START Data rows

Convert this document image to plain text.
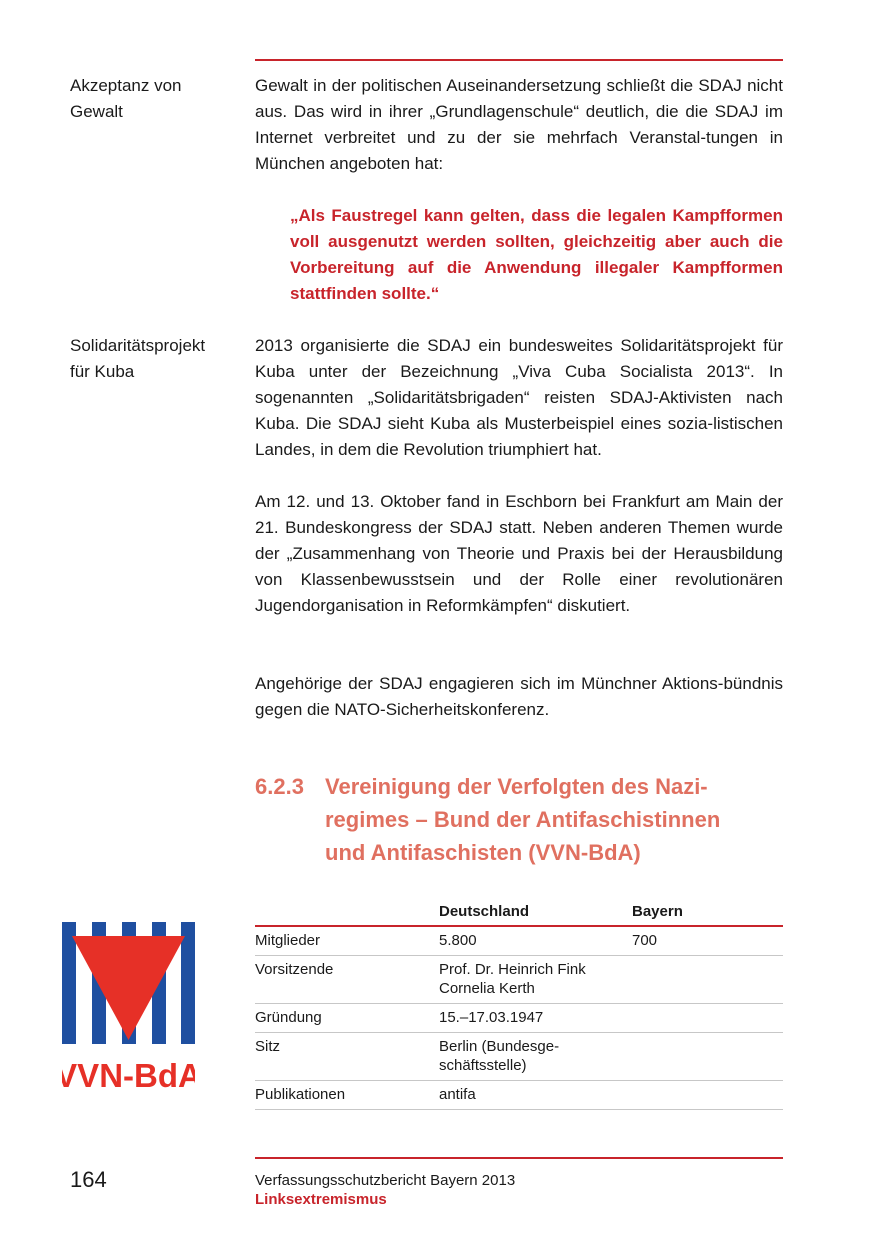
Akzeptanz von
Gewalt

Gewalt in der politischen Auseinandersetzung schließt die SDAJ nicht aus. Das wird in ihrer „Grundlagenschule“ deutlich, die die SDAJ im Internet verbreitet und zu der sie mehrfach Veranstal-tungen in München angeboten hat:

„Als Faustregel kann gelten, dass die legalen Kampfformen voll ausgenutzt werden sollten, gleichzeitig aber auch die Vorbereitung auf die Anwendung illegaler Kampfformen stattfinden sollte.“

Solidaritätsprojekt
für Kuba

2013 organisierte die SDAJ ein bundesweites Solidaritätsprojekt für Kuba unter der Bezeichnung „Viva Cuba Socialista 2013“. In sogenannten „Solidaritätsbrigaden“ reisten SDAJ-Aktivisten nach Kuba. Die SDAJ sieht Kuba als Musterbeispiel eines sozia-listischen Landes, in dem die Revolution triumphiert hat.

Am 12. und 13. Oktober fand in Eschborn bei Frankfurt am Main der 21. Bundeskongress der SDAJ statt. Neben anderen Themen wurde der „Zusammenhang von Theorie und Praxis bei der Herausbildung von Klassenbewusstsein und der Rolle einer revolutionären Jugendorganisation in Reformkämpfen“ diskutiert.

Angehörige der SDAJ engagieren sich im Münchner Aktions-bündnis gegen die NATO-Sicherheitskonferenz.

6.2.3 Vereinigung der Verfolgten des Nazi-regimes – Bund der Antifaschistinnen und Antifaschisten (VVN-BdA)
VVN-BdA
	Deutschland	Bayern
Mitglieder	5.800	700
Vorsitzende	Prof. Dr. Heinrich Fink
Cornelia Kerth	
Gründung	15.–17.03.1947	
Sitz	Berlin (Bundesge-
schäftsstelle)	
Publikationen	antifa	
164	Verfassungsschutzbericht Bayern 2013
Linksextremismus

END Data rows

Only the number is wanted: how many lines of the material contain the word "Solidaritätsprojekt"?

2